- **EXERCISE OBJECTIVE**: How many lines of the records below contain the word "follow"? Answer with the number alone.

- **SUPPLIED RECORDS**:
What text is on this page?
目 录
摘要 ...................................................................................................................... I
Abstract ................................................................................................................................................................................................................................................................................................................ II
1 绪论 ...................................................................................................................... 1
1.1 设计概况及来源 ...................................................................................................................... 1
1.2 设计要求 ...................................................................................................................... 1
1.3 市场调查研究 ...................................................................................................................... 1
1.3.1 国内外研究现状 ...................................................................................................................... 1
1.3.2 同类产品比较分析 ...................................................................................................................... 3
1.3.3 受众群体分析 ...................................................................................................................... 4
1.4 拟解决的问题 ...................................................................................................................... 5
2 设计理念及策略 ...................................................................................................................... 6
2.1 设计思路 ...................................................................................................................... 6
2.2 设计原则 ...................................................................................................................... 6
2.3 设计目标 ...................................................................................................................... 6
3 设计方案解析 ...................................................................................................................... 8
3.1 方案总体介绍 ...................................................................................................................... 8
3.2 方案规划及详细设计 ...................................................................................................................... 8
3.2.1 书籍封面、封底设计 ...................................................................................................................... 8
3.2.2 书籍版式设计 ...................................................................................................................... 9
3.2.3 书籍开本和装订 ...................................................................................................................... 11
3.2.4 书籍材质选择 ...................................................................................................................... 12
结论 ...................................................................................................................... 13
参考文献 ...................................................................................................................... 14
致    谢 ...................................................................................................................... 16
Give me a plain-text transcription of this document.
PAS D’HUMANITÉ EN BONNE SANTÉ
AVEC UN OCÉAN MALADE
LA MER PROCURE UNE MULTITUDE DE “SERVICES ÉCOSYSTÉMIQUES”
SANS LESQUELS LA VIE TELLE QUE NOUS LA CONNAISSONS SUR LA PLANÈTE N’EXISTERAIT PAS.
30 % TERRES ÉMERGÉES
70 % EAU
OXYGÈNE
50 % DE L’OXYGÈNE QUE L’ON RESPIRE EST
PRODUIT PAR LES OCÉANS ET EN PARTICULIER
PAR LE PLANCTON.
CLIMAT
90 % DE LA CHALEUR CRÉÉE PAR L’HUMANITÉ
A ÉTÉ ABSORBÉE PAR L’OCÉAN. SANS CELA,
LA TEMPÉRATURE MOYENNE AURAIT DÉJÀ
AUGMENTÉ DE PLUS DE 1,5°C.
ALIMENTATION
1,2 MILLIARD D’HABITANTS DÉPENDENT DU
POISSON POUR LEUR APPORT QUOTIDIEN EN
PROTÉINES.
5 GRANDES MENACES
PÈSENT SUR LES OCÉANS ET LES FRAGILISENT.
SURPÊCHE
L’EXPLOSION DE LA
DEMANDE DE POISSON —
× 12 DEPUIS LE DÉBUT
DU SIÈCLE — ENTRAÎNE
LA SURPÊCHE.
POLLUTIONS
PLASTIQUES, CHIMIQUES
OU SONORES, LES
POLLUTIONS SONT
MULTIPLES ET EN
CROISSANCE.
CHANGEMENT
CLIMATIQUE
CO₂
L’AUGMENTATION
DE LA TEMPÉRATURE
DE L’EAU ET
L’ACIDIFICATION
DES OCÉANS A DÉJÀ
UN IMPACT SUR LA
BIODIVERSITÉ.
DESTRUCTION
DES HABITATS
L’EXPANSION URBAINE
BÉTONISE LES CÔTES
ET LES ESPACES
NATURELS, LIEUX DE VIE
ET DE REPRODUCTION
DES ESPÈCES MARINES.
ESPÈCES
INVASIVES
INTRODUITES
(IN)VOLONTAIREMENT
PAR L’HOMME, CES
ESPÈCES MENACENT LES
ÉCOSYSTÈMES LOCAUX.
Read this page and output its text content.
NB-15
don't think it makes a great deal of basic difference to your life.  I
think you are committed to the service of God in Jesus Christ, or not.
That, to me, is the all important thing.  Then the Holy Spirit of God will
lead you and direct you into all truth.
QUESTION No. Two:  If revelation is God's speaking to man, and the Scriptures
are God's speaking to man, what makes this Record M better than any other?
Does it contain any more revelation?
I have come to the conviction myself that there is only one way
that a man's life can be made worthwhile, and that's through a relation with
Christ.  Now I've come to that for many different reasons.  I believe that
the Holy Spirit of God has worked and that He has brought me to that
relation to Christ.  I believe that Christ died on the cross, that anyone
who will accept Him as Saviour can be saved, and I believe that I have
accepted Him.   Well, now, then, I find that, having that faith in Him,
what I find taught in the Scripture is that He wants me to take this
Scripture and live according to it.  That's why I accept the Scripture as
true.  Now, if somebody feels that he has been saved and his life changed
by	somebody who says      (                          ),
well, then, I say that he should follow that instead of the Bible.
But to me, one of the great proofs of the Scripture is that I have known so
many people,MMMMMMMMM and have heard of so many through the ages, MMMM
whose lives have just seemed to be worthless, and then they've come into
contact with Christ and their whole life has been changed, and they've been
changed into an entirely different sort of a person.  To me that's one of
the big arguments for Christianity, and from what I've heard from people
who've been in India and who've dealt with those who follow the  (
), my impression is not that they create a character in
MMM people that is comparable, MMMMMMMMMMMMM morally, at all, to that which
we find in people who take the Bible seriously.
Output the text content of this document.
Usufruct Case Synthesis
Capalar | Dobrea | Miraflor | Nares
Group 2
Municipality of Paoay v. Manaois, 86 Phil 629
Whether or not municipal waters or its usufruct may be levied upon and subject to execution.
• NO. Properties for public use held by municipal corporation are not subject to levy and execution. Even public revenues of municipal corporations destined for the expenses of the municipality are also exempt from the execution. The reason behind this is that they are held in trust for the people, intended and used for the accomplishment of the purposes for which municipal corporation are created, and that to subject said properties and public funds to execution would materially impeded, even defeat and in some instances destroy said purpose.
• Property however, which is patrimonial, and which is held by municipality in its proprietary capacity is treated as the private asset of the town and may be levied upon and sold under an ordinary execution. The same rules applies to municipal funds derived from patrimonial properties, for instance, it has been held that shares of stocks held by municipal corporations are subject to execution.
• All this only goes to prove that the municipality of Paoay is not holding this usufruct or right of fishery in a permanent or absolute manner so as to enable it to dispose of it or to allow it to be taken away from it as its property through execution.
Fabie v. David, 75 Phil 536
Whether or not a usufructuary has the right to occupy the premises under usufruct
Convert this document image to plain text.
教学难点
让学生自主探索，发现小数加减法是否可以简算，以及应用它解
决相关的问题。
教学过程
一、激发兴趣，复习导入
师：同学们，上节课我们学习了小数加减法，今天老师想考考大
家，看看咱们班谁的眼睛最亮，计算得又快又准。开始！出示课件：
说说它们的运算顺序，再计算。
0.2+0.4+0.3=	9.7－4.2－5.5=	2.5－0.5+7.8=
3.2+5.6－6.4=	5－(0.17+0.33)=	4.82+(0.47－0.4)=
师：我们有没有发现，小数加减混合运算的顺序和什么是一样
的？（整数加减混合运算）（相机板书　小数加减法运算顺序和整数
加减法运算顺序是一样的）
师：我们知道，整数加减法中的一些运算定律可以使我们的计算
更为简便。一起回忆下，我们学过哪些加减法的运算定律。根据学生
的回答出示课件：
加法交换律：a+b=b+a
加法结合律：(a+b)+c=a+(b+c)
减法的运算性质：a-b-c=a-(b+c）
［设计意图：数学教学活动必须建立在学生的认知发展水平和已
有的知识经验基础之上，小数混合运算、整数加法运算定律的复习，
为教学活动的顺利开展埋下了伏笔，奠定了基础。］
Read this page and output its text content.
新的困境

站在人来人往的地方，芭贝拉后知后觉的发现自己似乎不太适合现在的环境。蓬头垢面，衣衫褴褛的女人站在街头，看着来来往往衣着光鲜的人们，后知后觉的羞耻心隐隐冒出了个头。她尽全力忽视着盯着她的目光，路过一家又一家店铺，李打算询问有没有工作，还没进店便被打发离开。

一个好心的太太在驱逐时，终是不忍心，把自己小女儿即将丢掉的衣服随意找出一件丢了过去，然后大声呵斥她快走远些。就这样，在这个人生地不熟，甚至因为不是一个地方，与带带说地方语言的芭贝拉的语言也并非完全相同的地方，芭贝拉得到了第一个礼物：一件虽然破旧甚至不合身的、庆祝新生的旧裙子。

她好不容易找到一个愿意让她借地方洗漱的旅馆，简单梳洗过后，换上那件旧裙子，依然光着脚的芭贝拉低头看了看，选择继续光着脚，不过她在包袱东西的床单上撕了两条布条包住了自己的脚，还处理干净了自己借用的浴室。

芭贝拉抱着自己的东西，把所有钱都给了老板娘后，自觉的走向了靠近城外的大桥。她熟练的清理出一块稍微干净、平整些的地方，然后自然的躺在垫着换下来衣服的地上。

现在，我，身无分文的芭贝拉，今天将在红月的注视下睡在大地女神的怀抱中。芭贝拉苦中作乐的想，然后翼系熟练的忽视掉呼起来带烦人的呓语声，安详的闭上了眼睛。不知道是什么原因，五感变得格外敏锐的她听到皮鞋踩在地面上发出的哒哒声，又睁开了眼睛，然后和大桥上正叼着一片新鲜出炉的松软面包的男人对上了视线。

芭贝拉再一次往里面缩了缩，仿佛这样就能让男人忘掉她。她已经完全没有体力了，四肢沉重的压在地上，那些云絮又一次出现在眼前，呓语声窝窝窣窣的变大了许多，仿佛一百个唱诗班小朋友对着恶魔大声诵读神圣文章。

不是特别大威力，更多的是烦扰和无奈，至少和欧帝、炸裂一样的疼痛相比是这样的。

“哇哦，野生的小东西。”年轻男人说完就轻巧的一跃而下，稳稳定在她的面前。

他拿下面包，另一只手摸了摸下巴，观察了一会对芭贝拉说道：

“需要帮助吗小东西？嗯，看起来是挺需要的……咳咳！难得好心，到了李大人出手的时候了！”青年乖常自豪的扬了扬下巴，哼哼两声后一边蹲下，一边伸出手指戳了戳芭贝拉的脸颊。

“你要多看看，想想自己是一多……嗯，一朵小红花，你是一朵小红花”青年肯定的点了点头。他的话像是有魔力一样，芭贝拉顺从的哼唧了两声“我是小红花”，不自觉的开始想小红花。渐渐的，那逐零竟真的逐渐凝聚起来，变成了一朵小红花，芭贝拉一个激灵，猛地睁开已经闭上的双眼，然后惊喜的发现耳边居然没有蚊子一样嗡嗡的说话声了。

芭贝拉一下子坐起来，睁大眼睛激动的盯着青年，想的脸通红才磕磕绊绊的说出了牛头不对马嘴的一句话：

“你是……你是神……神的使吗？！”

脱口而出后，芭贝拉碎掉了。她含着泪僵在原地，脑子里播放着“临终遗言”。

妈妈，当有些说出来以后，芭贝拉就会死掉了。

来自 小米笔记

- **ANSWER TO THE TASK**: 2